PROVIDED ENTRIES
■ ■ ■ ■ ■ ■ ■

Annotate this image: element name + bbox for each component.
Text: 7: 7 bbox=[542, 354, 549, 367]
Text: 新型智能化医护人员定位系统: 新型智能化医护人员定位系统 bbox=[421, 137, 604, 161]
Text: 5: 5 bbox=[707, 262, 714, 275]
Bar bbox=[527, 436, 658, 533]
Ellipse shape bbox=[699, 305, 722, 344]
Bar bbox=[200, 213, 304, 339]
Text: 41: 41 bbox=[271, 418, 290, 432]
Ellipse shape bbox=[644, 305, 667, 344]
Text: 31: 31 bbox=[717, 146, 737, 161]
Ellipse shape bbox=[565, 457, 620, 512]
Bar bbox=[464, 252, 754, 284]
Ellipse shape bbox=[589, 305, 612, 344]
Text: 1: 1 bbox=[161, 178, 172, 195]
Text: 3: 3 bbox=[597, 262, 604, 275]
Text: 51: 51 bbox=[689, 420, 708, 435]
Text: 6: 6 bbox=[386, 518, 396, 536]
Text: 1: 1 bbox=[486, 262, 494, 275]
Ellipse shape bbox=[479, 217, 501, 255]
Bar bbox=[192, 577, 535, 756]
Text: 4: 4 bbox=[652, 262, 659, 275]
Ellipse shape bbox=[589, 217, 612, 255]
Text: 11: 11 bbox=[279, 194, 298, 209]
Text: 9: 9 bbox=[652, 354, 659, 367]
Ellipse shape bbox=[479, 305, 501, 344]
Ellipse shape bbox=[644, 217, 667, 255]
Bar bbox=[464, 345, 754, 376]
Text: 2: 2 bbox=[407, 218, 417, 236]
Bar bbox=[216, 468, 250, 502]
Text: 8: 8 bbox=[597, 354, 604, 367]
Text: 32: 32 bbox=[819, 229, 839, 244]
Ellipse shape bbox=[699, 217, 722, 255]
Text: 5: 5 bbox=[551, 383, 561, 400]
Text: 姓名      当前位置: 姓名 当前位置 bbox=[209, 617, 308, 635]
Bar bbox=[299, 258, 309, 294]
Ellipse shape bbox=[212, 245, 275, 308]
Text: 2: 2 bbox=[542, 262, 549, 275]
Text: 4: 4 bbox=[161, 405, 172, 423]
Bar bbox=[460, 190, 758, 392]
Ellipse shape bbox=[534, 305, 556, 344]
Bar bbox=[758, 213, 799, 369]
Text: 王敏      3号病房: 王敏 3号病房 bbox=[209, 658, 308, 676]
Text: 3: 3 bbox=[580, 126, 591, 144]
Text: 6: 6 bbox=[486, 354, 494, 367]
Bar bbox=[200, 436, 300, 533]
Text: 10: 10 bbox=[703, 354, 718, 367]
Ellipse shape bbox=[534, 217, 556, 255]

■ ■ ■ ■ ■ ■ ■

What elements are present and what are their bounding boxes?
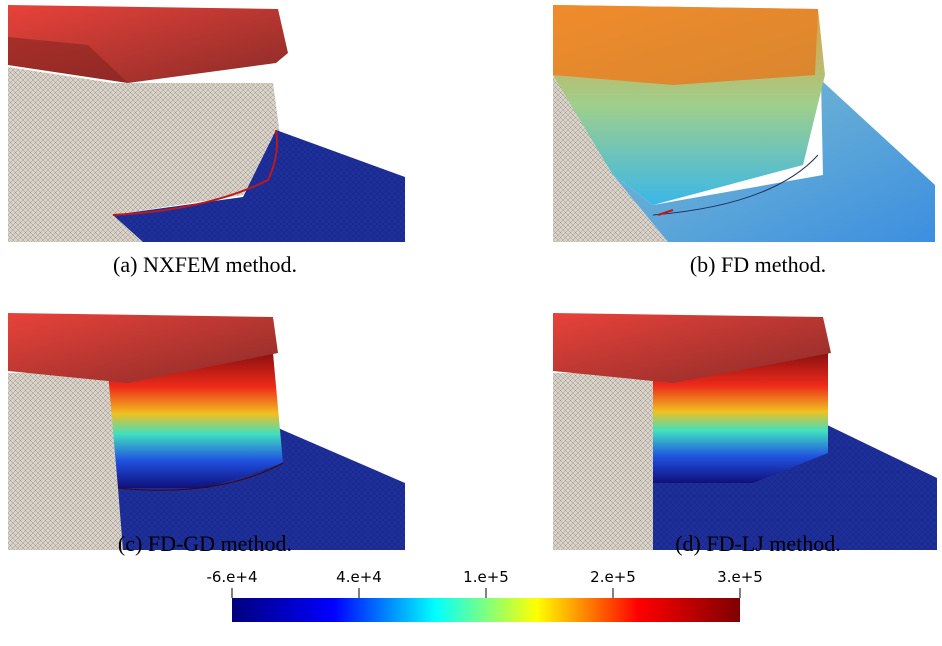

■ ■ ■ ■ ■ ■ ■

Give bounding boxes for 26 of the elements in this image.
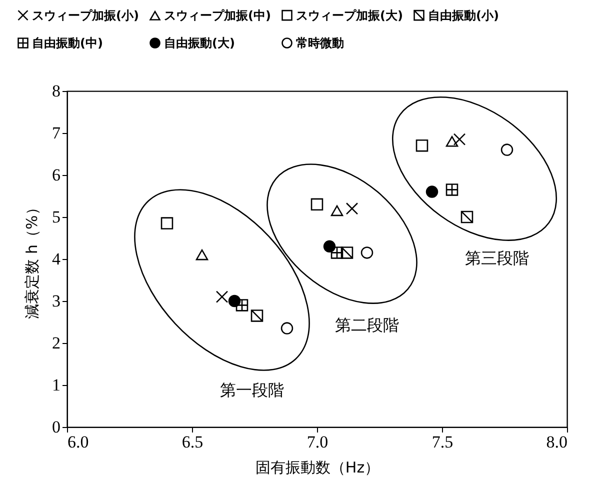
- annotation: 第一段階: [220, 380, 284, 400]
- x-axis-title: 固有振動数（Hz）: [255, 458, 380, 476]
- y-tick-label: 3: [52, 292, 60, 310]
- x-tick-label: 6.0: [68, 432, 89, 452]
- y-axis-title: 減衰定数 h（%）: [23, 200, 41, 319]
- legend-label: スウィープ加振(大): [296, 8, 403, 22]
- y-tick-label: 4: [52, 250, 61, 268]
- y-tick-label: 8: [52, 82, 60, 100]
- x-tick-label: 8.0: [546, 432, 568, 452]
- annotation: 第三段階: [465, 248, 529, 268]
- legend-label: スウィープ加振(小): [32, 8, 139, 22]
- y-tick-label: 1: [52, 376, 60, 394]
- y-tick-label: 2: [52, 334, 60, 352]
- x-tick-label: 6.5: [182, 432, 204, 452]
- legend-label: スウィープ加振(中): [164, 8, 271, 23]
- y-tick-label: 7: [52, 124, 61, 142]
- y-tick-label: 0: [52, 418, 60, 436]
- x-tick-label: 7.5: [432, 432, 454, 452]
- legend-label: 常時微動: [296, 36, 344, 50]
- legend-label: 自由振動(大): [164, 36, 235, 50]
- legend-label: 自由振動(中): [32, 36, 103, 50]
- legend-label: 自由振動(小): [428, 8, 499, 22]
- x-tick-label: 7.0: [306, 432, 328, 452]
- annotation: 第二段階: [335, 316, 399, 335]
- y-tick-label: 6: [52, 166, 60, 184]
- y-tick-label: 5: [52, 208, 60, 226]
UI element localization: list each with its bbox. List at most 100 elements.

■ ■ ■ ■ ■ ■ ■

TASK DESCRIPTION
Copy out each line of the material above that contains the string "shape". Case counts.

RESPONSE FOR THIS EXERCISE
Ellipse shape bbox=[699, 305, 722, 344]
Ellipse shape bbox=[644, 305, 667, 344]
Ellipse shape bbox=[565, 457, 620, 512]
Ellipse shape bbox=[589, 305, 612, 344]
Ellipse shape bbox=[479, 217, 501, 255]
Ellipse shape bbox=[589, 217, 612, 255]
Ellipse shape bbox=[479, 305, 501, 344]
Ellipse shape bbox=[644, 217, 667, 255]
Ellipse shape bbox=[699, 217, 722, 255]
Ellipse shape bbox=[212, 245, 275, 308]
Ellipse shape bbox=[534, 305, 556, 344]
Ellipse shape bbox=[534, 217, 556, 255]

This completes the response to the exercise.